_INPUT DATA_.

◇ ◇ ◇ ◇ ◇

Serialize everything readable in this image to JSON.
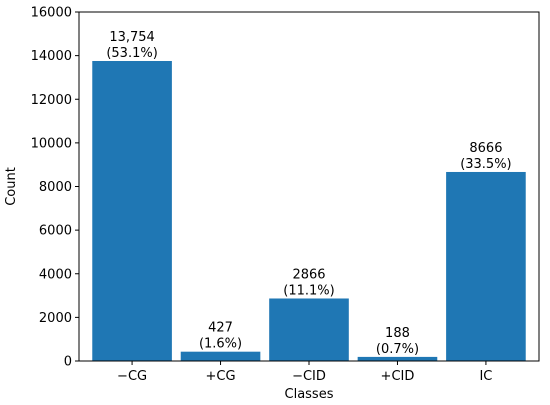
{
  "chart_data": {
    "type": "bar",
    "categories": [
      "−CG",
      "+CG",
      "−CID",
      "+CID",
      "IC"
    ],
    "values": [
      13754,
      427,
      2866,
      188,
      8666
    ],
    "value_labels": [
      "13,754",
      "427",
      "2866",
      "188",
      "8666"
    ],
    "percent_labels": [
      "(53.1%)",
      "(1.6%)",
      "(11.1%)",
      "(0.7%)",
      "(33.5%)"
    ],
    "title": "",
    "xlabel": "Classes",
    "ylabel": "Count",
    "ylim": [
      0,
      16000
    ],
    "yticks": [
      0,
      2000,
      4000,
      6000,
      8000,
      10000,
      12000,
      14000,
      16000
    ],
    "grid": false,
    "bar_color": "#1f77b4"
  }
}
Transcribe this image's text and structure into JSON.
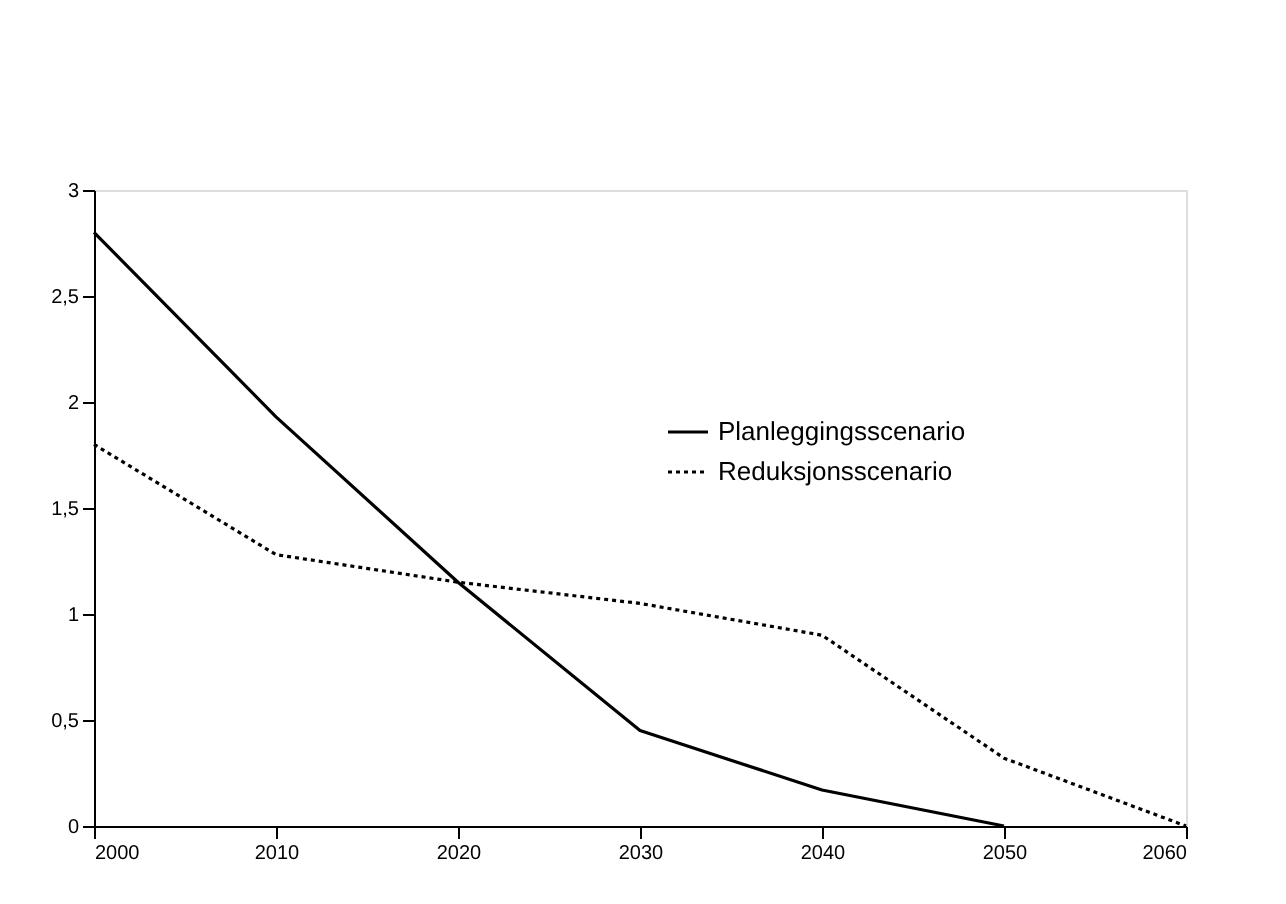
{
  "chart_data": {
    "type": "line",
    "x": [
      2000,
      2010,
      2020,
      2030,
      2040,
      2050,
      2060
    ],
    "series": [
      {
        "name": "Planleggingsscenario",
        "color": "#000000",
        "line_style": "solid",
        "values": [
          2.8,
          1.93,
          1.15,
          0.45,
          0.17,
          0,
          null
        ]
      },
      {
        "name": "Reduksjonsscenario",
        "color": "#000000",
        "line_style": "dotted",
        "values": [
          1.8,
          1.28,
          1.15,
          1.05,
          0.9,
          0.32,
          0
        ]
      }
    ],
    "xlim": [
      2000,
      2060
    ],
    "xticks": [
      2000,
      2010,
      2020,
      2030,
      2040,
      2050,
      2060
    ],
    "ylim": [
      0,
      3
    ],
    "yticks": [
      0,
      {
        "value": 0.5,
        "label": "0,5"
      },
      1,
      {
        "value": 1.5,
        "label": "1,5"
      },
      2,
      {
        "value": 2.5,
        "label": "2,5"
      },
      3
    ],
    "grid": false,
    "legend": "top right",
    "marker": "none"
  }
}
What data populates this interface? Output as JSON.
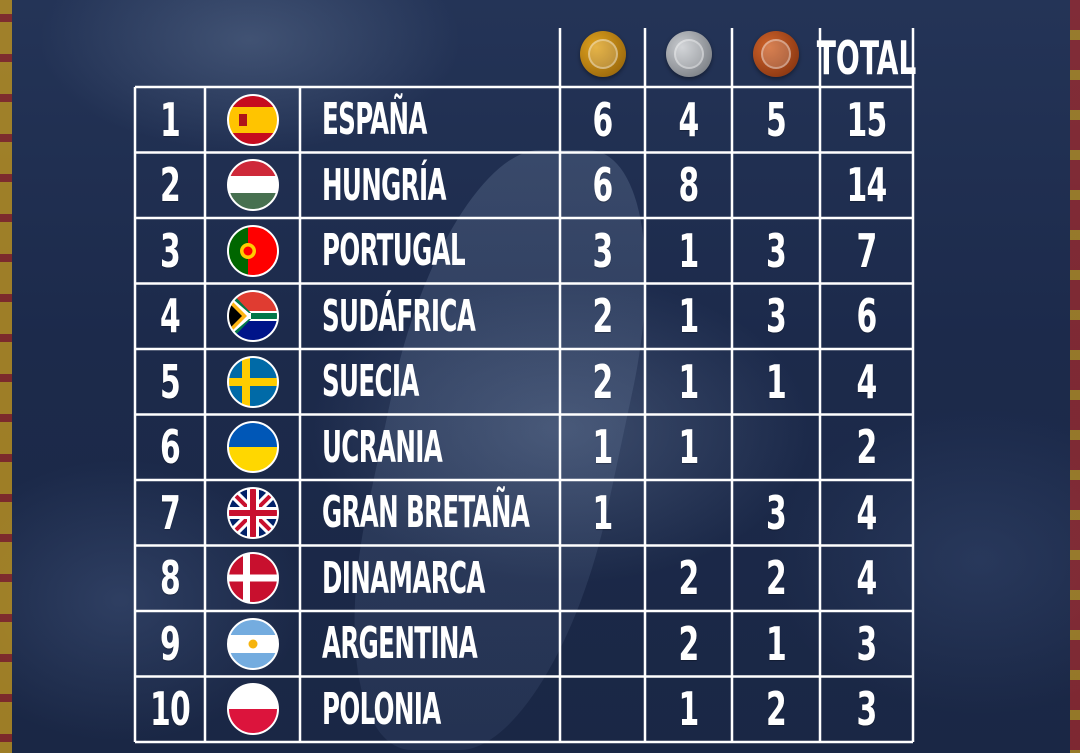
{
  "header": {
    "total_label": "TOTAL",
    "medal_icons": [
      "gold-medal-icon",
      "silver-medal-icon",
      "bronze-medal-icon"
    ]
  },
  "colors": {
    "background": "#1b2a4a",
    "lines": "#ffffff",
    "gold": "#e0a31e",
    "silver": "#c9ccd0",
    "bronze": "#d0642a"
  },
  "rows": [
    {
      "rank": "1",
      "country": "ESPAÑA",
      "flag": "spain-flag-icon",
      "gold": "6",
      "silver": "4",
      "bronze": "5",
      "total": "15"
    },
    {
      "rank": "2",
      "country": "HUNGRÍA",
      "flag": "hungary-flag-icon",
      "gold": "6",
      "silver": "8",
      "bronze": "",
      "total": "14"
    },
    {
      "rank": "3",
      "country": "PORTUGAL",
      "flag": "portugal-flag-icon",
      "gold": "3",
      "silver": "1",
      "bronze": "3",
      "total": "7"
    },
    {
      "rank": "4",
      "country": "SUDÁFRICA",
      "flag": "south-africa-flag-icon",
      "gold": "2",
      "silver": "1",
      "bronze": "3",
      "total": "6"
    },
    {
      "rank": "5",
      "country": "SUECIA",
      "flag": "sweden-flag-icon",
      "gold": "2",
      "silver": "1",
      "bronze": "1",
      "total": "4"
    },
    {
      "rank": "6",
      "country": "UCRANIA",
      "flag": "ukraine-flag-icon",
      "gold": "1",
      "silver": "1",
      "bronze": "",
      "total": "2"
    },
    {
      "rank": "7",
      "country": "GRAN BRETAÑA",
      "flag": "great-britain-flag-icon",
      "gold": "1",
      "silver": "",
      "bronze": "3",
      "total": "4"
    },
    {
      "rank": "8",
      "country": "DINAMARCA",
      "flag": "denmark-flag-icon",
      "gold": "",
      "silver": "2",
      "bronze": "2",
      "total": "4"
    },
    {
      "rank": "9",
      "country": "ARGENTINA",
      "flag": "argentina-flag-icon",
      "gold": "",
      "silver": "2",
      "bronze": "1",
      "total": "3"
    },
    {
      "rank": "10",
      "country": "POLONIA",
      "flag": "poland-flag-icon",
      "gold": "",
      "silver": "1",
      "bronze": "2",
      "total": "3"
    }
  ]
}
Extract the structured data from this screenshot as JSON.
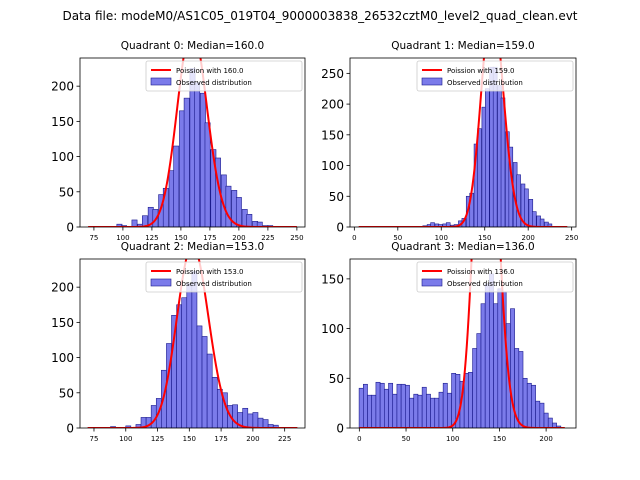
{
  "figure": {
    "suptitle": "Data file: modeM0/AS1C05_019T04_9000003838_26532cztM0_level2_quad_clean.evt"
  },
  "colors": {
    "bar_fill": "#7b7bea",
    "bar_edge": "#1a1a8c",
    "poisson_line": "#ff0000"
  },
  "chart_data": [
    {
      "type": "bar",
      "title": "Quadrant 0: Median=160.0",
      "xlim": [
        63,
        257
      ],
      "ylim": [
        0,
        240
      ],
      "xticks": [
        75,
        100,
        125,
        150,
        175,
        200,
        225,
        250
      ],
      "yticks": [
        0,
        50,
        100,
        150,
        200
      ],
      "bin_width": 4.5,
      "median": 160.0,
      "legend": {
        "position": "top-right",
        "poisson_label": "Poission with 160.0",
        "observed_label": "Observed distribution"
      },
      "series": [
        {
          "name": "Observed distribution",
          "bins": [
            [
              97,
              4
            ],
            [
              101,
              2
            ],
            [
              110,
              10
            ],
            [
              115,
              4
            ],
            [
              119,
              16
            ],
            [
              124,
              28
            ],
            [
              128,
              25
            ],
            [
              133,
              46
            ],
            [
              137,
              55
            ],
            [
              142,
              80
            ],
            [
              146,
              115
            ],
            [
              151,
              165
            ],
            [
              155,
              183
            ],
            [
              160,
              225
            ],
            [
              164,
              205
            ],
            [
              169,
              190
            ],
            [
              173,
              148
            ],
            [
              178,
              110
            ],
            [
              182,
              98
            ],
            [
              187,
              74
            ],
            [
              191,
              58
            ],
            [
              196,
              52
            ],
            [
              200,
              42
            ],
            [
              205,
              25
            ],
            [
              209,
              18
            ],
            [
              214,
              8
            ],
            [
              218,
              7
            ],
            [
              223,
              2
            ],
            [
              227,
              2
            ],
            [
              232,
              1
            ]
          ]
        }
      ],
      "poisson_lambda": 160.0,
      "poisson_x_range": [
        70,
        250
      ]
    },
    {
      "type": "bar",
      "title": "Quadrant 1: Median=159.0",
      "xlim": [
        -5,
        255
      ],
      "ylim": [
        0,
        275
      ],
      "xticks": [
        0,
        50,
        100,
        150,
        200,
        250
      ],
      "yticks": [
        0,
        50,
        100,
        150,
        200,
        250
      ],
      "bin_width": 4.5,
      "median": 159.0,
      "legend": {
        "position": "top-right",
        "poisson_label": "Poission with 159.0",
        "observed_label": "Observed distribution"
      },
      "series": [
        {
          "name": "Observed distribution",
          "bins": [
            [
              81,
              2
            ],
            [
              86,
              4
            ],
            [
              90,
              7
            ],
            [
              95,
              5
            ],
            [
              99,
              4
            ],
            [
              104,
              5
            ],
            [
              108,
              7
            ],
            [
              113,
              3
            ],
            [
              117,
              4
            ],
            [
              122,
              10
            ],
            [
              126,
              14
            ],
            [
              131,
              50
            ],
            [
              135,
              55
            ],
            [
              140,
              135
            ],
            [
              144,
              160
            ],
            [
              149,
              195
            ],
            [
              153,
              225
            ],
            [
              158,
              260
            ],
            [
              162,
              260
            ],
            [
              167,
              230
            ],
            [
              171,
              210
            ],
            [
              176,
              155
            ],
            [
              180,
              130
            ],
            [
              185,
              105
            ],
            [
              189,
              85
            ],
            [
              194,
              70
            ],
            [
              198,
              62
            ],
            [
              203,
              45
            ],
            [
              207,
              25
            ],
            [
              212,
              18
            ],
            [
              216,
              13
            ],
            [
              221,
              8
            ],
            [
              225,
              5
            ]
          ]
        }
      ],
      "poisson_lambda": 159.0,
      "poisson_x_range": [
        5,
        245
      ]
    },
    {
      "type": "bar",
      "title": "Quadrant 2: Median=153.0",
      "xlim": [
        64,
        241
      ],
      "ylim": [
        0,
        240
      ],
      "xticks": [
        75,
        100,
        125,
        150,
        175,
        200,
        225
      ],
      "yticks": [
        0,
        50,
        100,
        150,
        200
      ],
      "bin_width": 4.0,
      "median": 153.0,
      "legend": {
        "position": "top-right",
        "poisson_label": "Poission with 153.0",
        "observed_label": "Observed distribution"
      },
      "series": [
        {
          "name": "Observed distribution",
          "bins": [
            [
              90,
              2
            ],
            [
              94,
              1
            ],
            [
              102,
              3
            ],
            [
              110,
              5
            ],
            [
              114,
              15
            ],
            [
              118,
              15
            ],
            [
              122,
              32
            ],
            [
              126,
              42
            ],
            [
              130,
              82
            ],
            [
              134,
              120
            ],
            [
              138,
              160
            ],
            [
              142,
              175
            ],
            [
              146,
              185
            ],
            [
              150,
              205
            ],
            [
              154,
              222
            ],
            [
              158,
              145
            ],
            [
              162,
              130
            ],
            [
              166,
              105
            ],
            [
              170,
              72
            ],
            [
              174,
              55
            ],
            [
              178,
              50
            ],
            [
              182,
              32
            ],
            [
              186,
              33
            ],
            [
              190,
              22
            ],
            [
              194,
              28
            ],
            [
              198,
              20
            ],
            [
              202,
              22
            ],
            [
              206,
              14
            ],
            [
              210,
              12
            ],
            [
              214,
              5
            ],
            [
              218,
              4
            ],
            [
              222,
              1
            ]
          ]
        }
      ],
      "poisson_lambda": 153.0,
      "poisson_x_range": [
        70,
        235
      ]
    },
    {
      "type": "bar",
      "title": "Quadrant 3: Median=136.0",
      "xlim": [
        -10,
        232
      ],
      "ylim": [
        0,
        170
      ],
      "xticks": [
        0,
        50,
        100,
        150,
        200
      ],
      "yticks": [
        0,
        50,
        100,
        150
      ],
      "bin_width": 4.5,
      "median": 136.0,
      "legend": {
        "position": "top-right",
        "poisson_label": "Poission with 136.0",
        "observed_label": "Observed distribution"
      },
      "series": [
        {
          "name": "Observed distribution",
          "bins": [
            [
              2,
              40
            ],
            [
              6.5,
              44
            ],
            [
              11,
              33
            ],
            [
              15.5,
              33
            ],
            [
              20,
              46
            ],
            [
              24.5,
              45
            ],
            [
              29,
              39
            ],
            [
              33.5,
              45
            ],
            [
              38,
              34
            ],
            [
              42.5,
              44
            ],
            [
              47,
              44
            ],
            [
              51.5,
              43
            ],
            [
              56,
              30
            ],
            [
              60.5,
              34
            ],
            [
              65,
              33
            ],
            [
              69.5,
              41
            ],
            [
              74,
              34
            ],
            [
              78.5,
              30
            ],
            [
              83,
              30
            ],
            [
              87.5,
              36
            ],
            [
              92,
              45
            ],
            [
              96.5,
              35
            ],
            [
              101,
              55
            ],
            [
              105.5,
              54
            ],
            [
              110,
              47
            ],
            [
              114.5,
              55
            ],
            [
              119,
              56
            ],
            [
              123.5,
              80
            ],
            [
              128,
              95
            ],
            [
              132.5,
              125
            ],
            [
              137,
              145
            ],
            [
              141.5,
              155
            ],
            [
              146,
              125
            ],
            [
              150.5,
              140
            ],
            [
              155,
              137
            ],
            [
              159.5,
              105
            ],
            [
              164,
              120
            ],
            [
              168.5,
              80
            ],
            [
              173,
              77
            ],
            [
              177.5,
              50
            ],
            [
              182,
              45
            ],
            [
              186.5,
              43
            ],
            [
              191,
              27
            ],
            [
              195.5,
              25
            ],
            [
              200,
              15
            ],
            [
              204.5,
              10
            ],
            [
              209,
              5
            ],
            [
              213.5,
              2
            ]
          ]
        }
      ],
      "poisson_lambda": 136.0,
      "poisson_x_range": [
        0,
        220
      ]
    }
  ]
}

◇ ◇ ◇ ◇ ◇

_EXERCISE GOAL_.
Filter the records for lines holding the string "flag". Copy each one.

_PROBLEM SOLUTION_.
      "flag": "spain-flag-icon",
      "flag": "hungary-flag-icon",
      "flag": "portugal-flag-icon",
      "flag": "south-africa-flag-icon",
      "flag": "sweden-flag-icon",
      "flag": "ukraine-flag-icon",
      "flag": "great-britain-flag-icon",
      "flag": "denmark-flag-icon",
      "flag": "argentina-flag-icon",
      "flag": "poland-flag-icon",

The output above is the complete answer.